- [Aim of the task]:
Write out every single entry exactly.

(Collected data)
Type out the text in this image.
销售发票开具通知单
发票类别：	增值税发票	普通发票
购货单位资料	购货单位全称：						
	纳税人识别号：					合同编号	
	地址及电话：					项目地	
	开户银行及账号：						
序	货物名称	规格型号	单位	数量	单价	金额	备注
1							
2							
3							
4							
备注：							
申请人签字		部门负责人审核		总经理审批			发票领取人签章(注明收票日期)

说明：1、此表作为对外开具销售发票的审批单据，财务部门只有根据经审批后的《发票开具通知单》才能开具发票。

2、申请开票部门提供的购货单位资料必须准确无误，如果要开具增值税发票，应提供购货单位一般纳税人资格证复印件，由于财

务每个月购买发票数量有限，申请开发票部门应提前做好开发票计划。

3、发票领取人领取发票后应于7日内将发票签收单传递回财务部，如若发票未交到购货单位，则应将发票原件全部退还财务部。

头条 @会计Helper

- [Worked answer]:
Type out the text in this image.
销售发票开具通知单
发票类别：	增值税发票	普通发票
购货单位资料	购货单位全称：						
	纳税人识别号：					合同编号	
	地址及电话：					项目地	
	开户银行及账号：						
序	货物名称	规格型号	单位	数量	单价	金额	备注
1							
2							
3							
4							
备注：							
申请人签字		部门负责人审核		总经理审批			发票领取人签章(注明收票日期)

说明：1、此表作为对外开具销售发票的审批单据，财务部门只有根据经审批后的《发票开具通知单》才能开具发票。

2、申请开票部门提供的购货单位资料必须准确无误，如果要开具增值税发票，应提供购货单位一般纳税人资格证复印件，由于财

务每个月购买发票数量有限，申请开发票部门应提前做好开发票计划。

3、发票领取人领取发票后应于7日内将发票签收单传递回财务部，如若发票未交到购货单位，则应将发票原件全部退还财务部。

头条 @会计Helper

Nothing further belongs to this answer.